Aim of the task:
Which lines include the word "ruler"? Copy each of them.

------ Records provided

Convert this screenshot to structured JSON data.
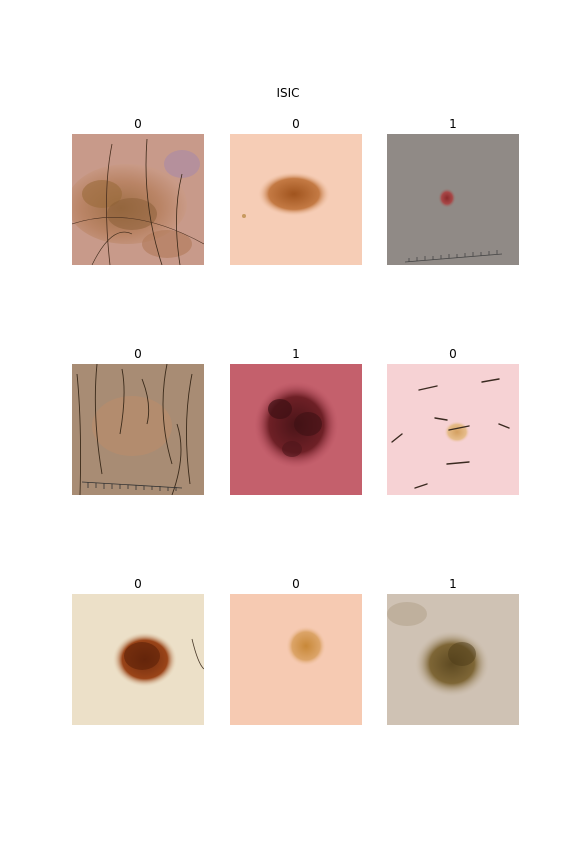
{
  "figure": {
    "title": "ISIC",
    "panels": [
      {
        "label": "0",
        "image": "lesion-hairy-mottled-brown"
      },
      {
        "label": "0",
        "image": "lesion-small-brown-oval"
      },
      {
        "label": "1",
        "image": "lesion-tiny-red-on-gray-with-ruler"
      },
      {
        "label": "0",
        "image": "lesion-faint-on-hairy-skin-with-ruler"
      },
      {
        "label": "1",
        "image": "lesion-large-dark-red-on-pink"
      },
      {
        "label": "0",
        "image": "lesion-small-tan-on-pale-hairy-skin"
      },
      {
        "label": "0",
        "image": "lesion-dark-brown-on-cream"
      },
      {
        "label": "0",
        "image": "lesion-light-tan-oval"
      },
      {
        "label": "1",
        "image": "lesion-olive-brown-irregular"
      }
    ]
  }
}
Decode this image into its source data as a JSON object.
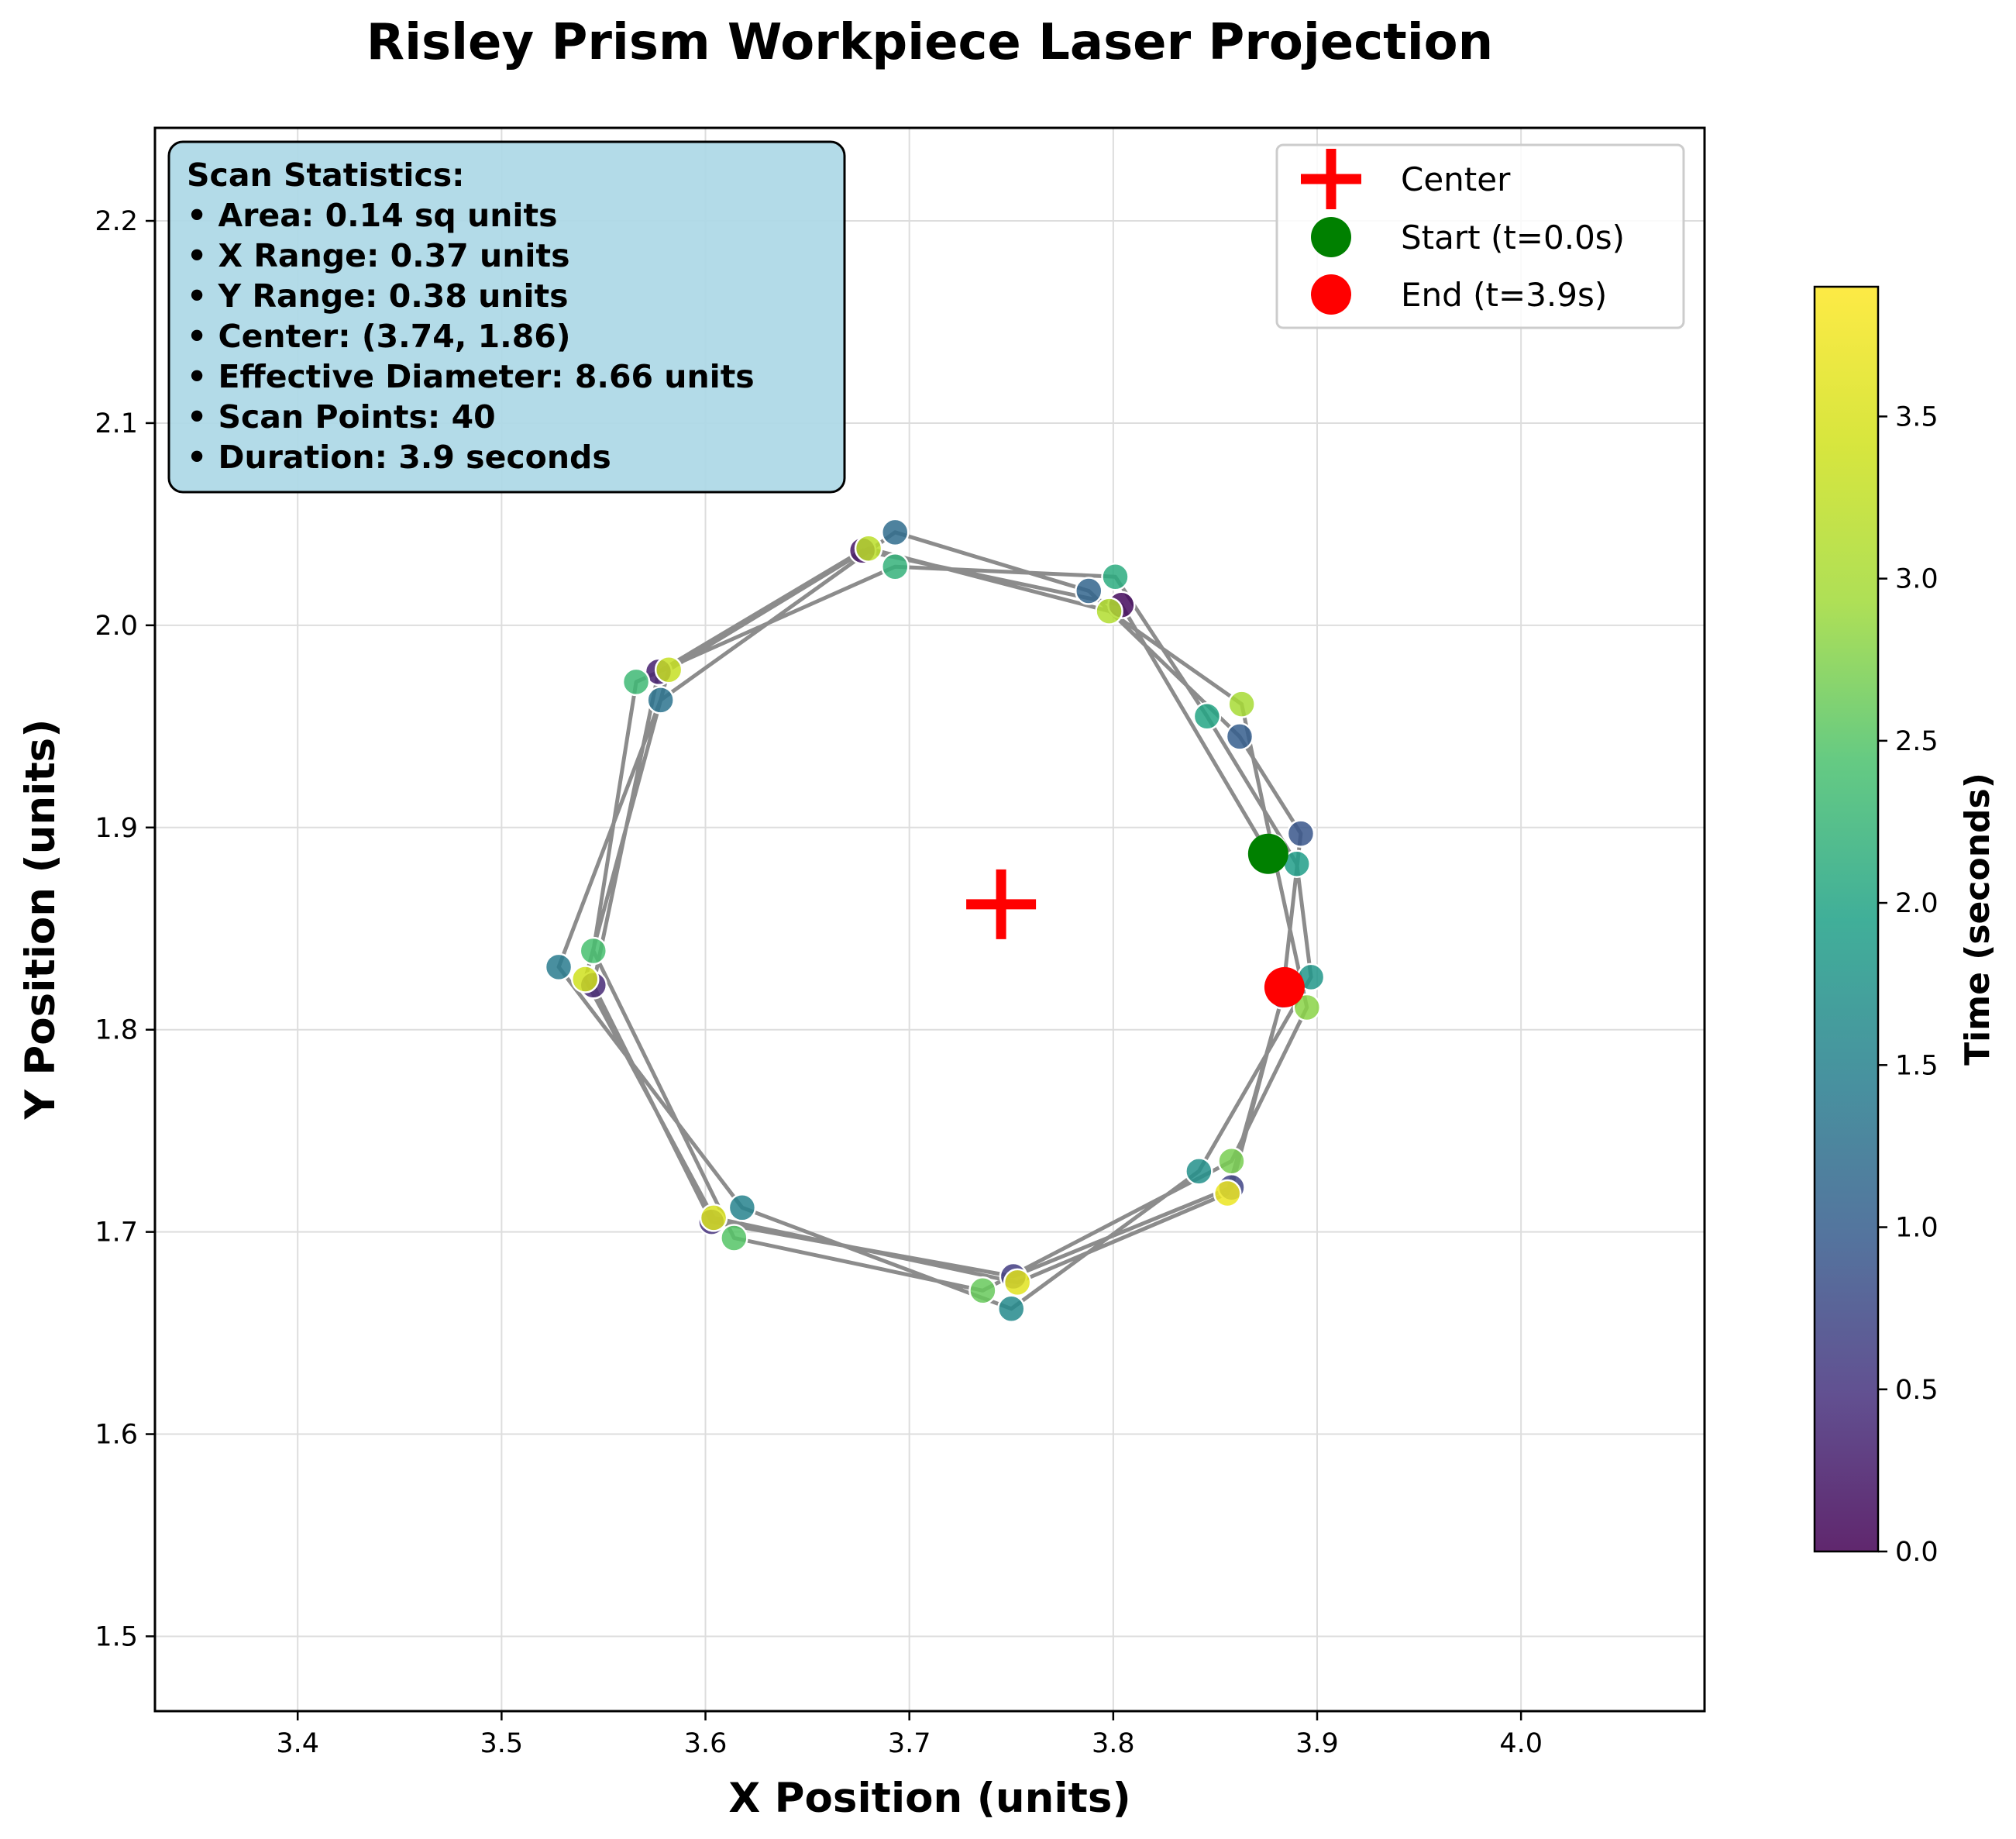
{
  "chart_data": {
    "type": "scatter",
    "title": "Risley Prism Workpiece Laser Projection",
    "xlabel": "X Position (units)",
    "ylabel": "Y Position (units)",
    "xlim": [
      3.33,
      4.09
    ],
    "ylim": [
      1.463,
      2.246
    ],
    "xticks": [
      3.4,
      3.5,
      3.6,
      3.7,
      3.8,
      3.9,
      4.0
    ],
    "yticks": [
      1.5,
      1.6,
      1.7,
      1.8,
      1.9,
      2.0,
      2.1,
      2.2
    ],
    "grid": true,
    "colorbar": {
      "label": "Time (seconds)",
      "colormap": "viridis",
      "range": [
        0.0,
        3.9
      ],
      "ticks": [
        0.0,
        0.5,
        1.0,
        1.5,
        2.0,
        2.5,
        3.0,
        3.5
      ]
    },
    "scan_path": {
      "line_color": "#8c8c8c",
      "t": [
        0.0,
        0.1,
        0.2,
        0.3,
        0.4,
        0.5,
        0.6,
        0.7,
        0.8,
        0.9,
        1.0,
        1.1,
        1.2,
        1.3,
        1.4,
        1.5,
        1.6,
        1.7,
        1.8,
        1.9,
        2.0,
        2.1,
        2.2,
        2.3,
        2.4,
        2.5,
        2.6,
        2.7,
        2.8,
        2.9,
        3.0,
        3.1,
        3.2,
        3.3,
        3.4,
        3.5,
        3.6,
        3.7,
        3.8,
        3.9
      ],
      "x": [
        3.876,
        3.804,
        3.677,
        3.577,
        3.545,
        3.603,
        3.751,
        3.858,
        3.883,
        3.892,
        3.862,
        3.788,
        3.693,
        3.578,
        3.528,
        3.618,
        3.75,
        3.842,
        3.897,
        3.89,
        3.846,
        3.801,
        3.693,
        3.566,
        3.545,
        3.614,
        3.736,
        3.858,
        3.895,
        3.878,
        3.863,
        3.798,
        3.68,
        3.582,
        3.541,
        3.604,
        3.753,
        3.856,
        3.884,
        3.884
      ],
      "y": [
        1.887,
        2.01,
        2.037,
        1.977,
        1.822,
        1.705,
        1.678,
        1.722,
        1.817,
        1.897,
        1.945,
        2.017,
        2.046,
        1.963,
        1.831,
        1.712,
        1.662,
        1.73,
        1.826,
        1.882,
        1.955,
        2.024,
        2.029,
        1.972,
        1.839,
        1.697,
        1.671,
        1.735,
        1.811,
        1.89,
        1.961,
        2.007,
        2.038,
        1.978,
        1.825,
        1.707,
        1.675,
        1.719,
        1.82,
        1.821
      ]
    },
    "center": {
      "label": "Center",
      "x": 3.745,
      "y": 1.862,
      "color": "#ff0000"
    },
    "start": {
      "label": "Start (t=0.0s)",
      "x": 3.876,
      "y": 1.887,
      "color": "#008000"
    },
    "end": {
      "label": "End (t=3.9s)",
      "x": 3.884,
      "y": 1.821,
      "color": "#ff0000"
    },
    "legend_position": "upper right",
    "stats_box": {
      "background": "#add8e6",
      "lines": [
        "Scan Statistics:",
        "• Area: 0.14 sq units",
        "• X Range: 0.37 units",
        "• Y Range: 0.38 units",
        "• Center: (3.74, 1.86)",
        "• Effective Diameter: 8.66 units",
        "• Scan Points: 40",
        "• Duration: 3.9 seconds"
      ]
    }
  }
}
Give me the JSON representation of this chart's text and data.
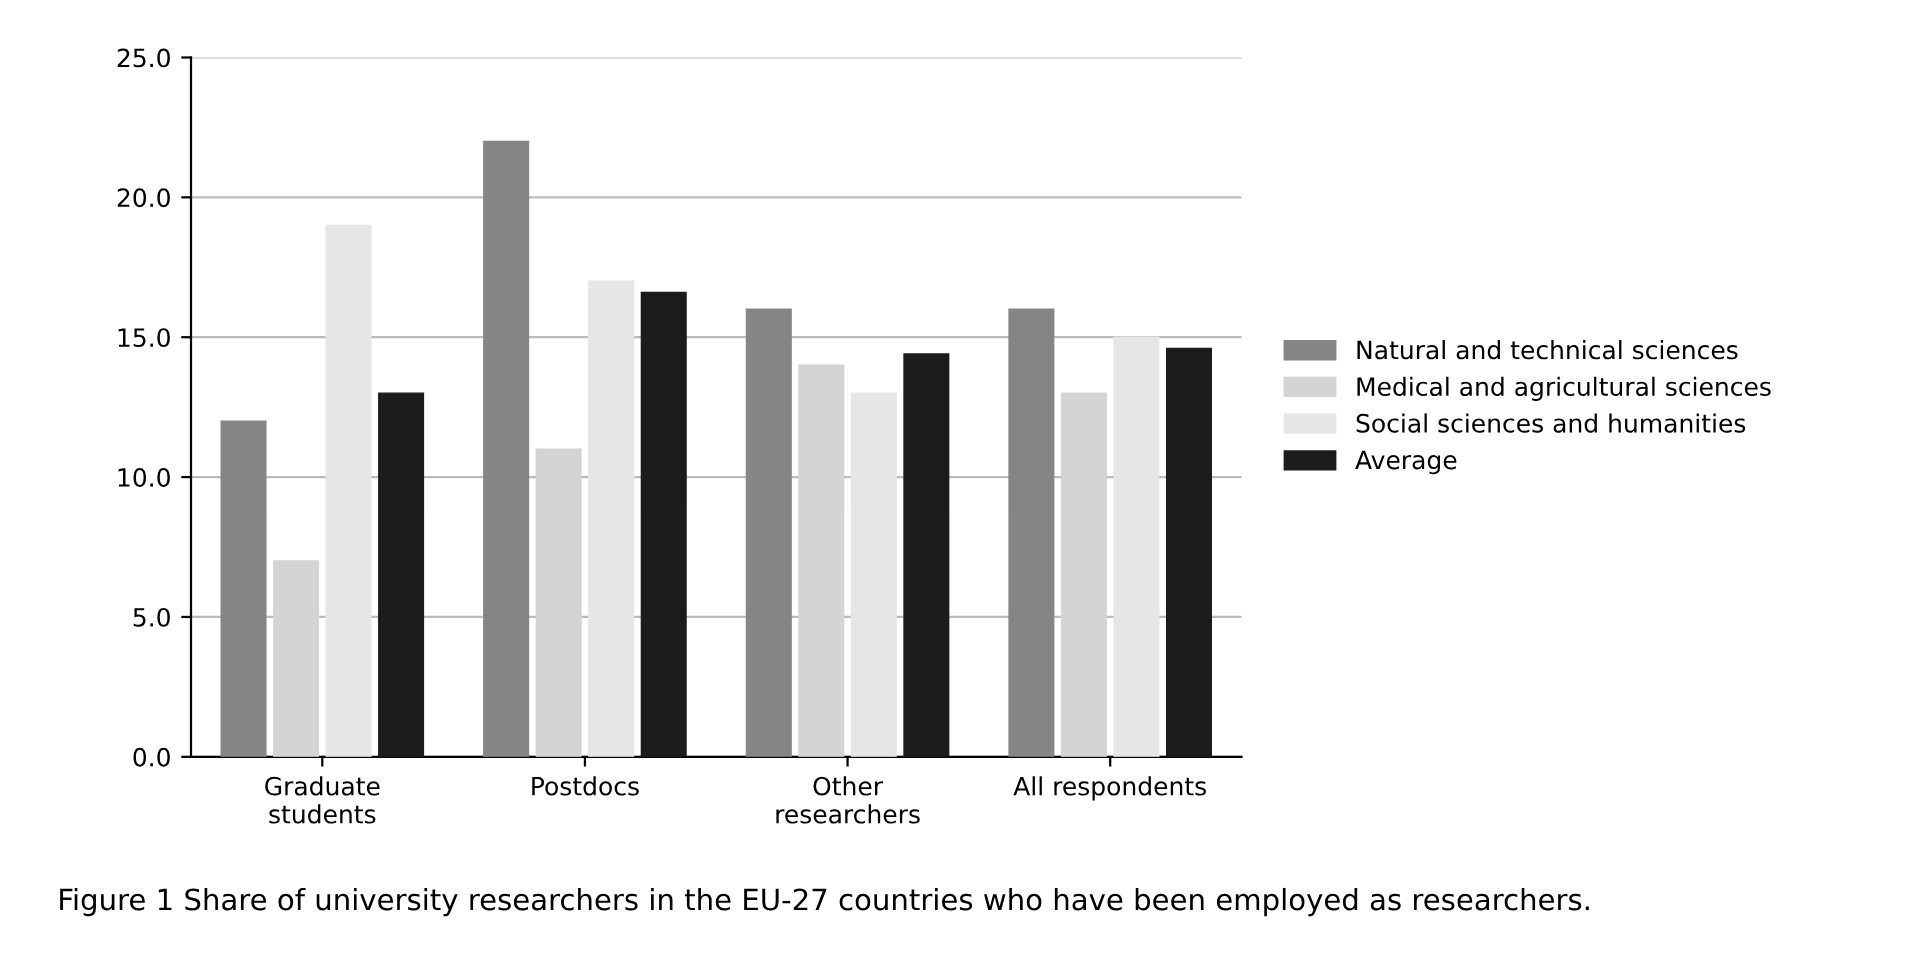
{
  "chart_data": {
    "type": "bar",
    "categories": [
      "Graduate\nstudents",
      "Postdocs",
      "Other\nresearchers",
      "All respondents"
    ],
    "series": [
      {
        "name": "Natural and technical sciences",
        "color": "#858585",
        "values": [
          12,
          22,
          16,
          16
        ]
      },
      {
        "name": "Medical and agricultural sciences",
        "color": "#d4d4d4",
        "values": [
          7,
          11,
          14,
          13
        ]
      },
      {
        "name": "Social sciences and humanities",
        "color": "#e6e6e6",
        "values": [
          19,
          17,
          13,
          15
        ]
      },
      {
        "name": "Average",
        "color": "#1c1c1c",
        "values": [
          13,
          16.6,
          14.4,
          14.6
        ]
      }
    ],
    "ylim": [
      0,
      25
    ],
    "yticks": [
      {
        "value": 0,
        "label": "0.0"
      },
      {
        "value": 5,
        "label": "5.0"
      },
      {
        "value": 10,
        "label": "10.0"
      },
      {
        "value": 15,
        "label": "15.0"
      },
      {
        "value": 20,
        "label": "20.0"
      },
      {
        "value": 25,
        "label": "25.0"
      }
    ],
    "grid": "y",
    "legend": "right",
    "annotations": [
      "Figure 1 Share of university researchers in the EU-27 countries who have been employed as researchers."
    ]
  }
}
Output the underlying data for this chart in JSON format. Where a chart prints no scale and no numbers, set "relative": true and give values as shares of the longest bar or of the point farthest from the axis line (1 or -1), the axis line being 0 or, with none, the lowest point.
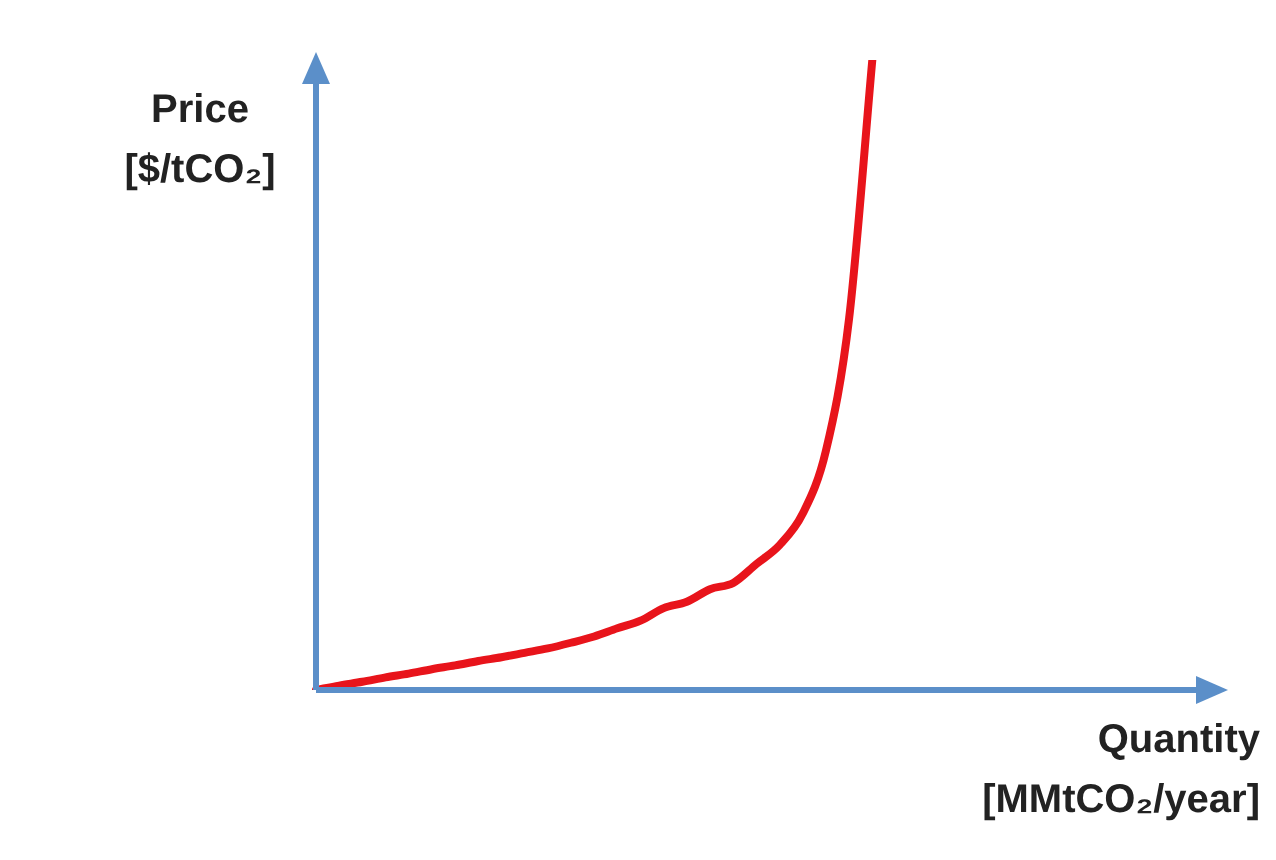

------------

Exercise result:
        "image": "lesion-tiny-red-on-gray-with-ruler"
        "image": "lesion-faint-on-hairy-skin-with-ruler"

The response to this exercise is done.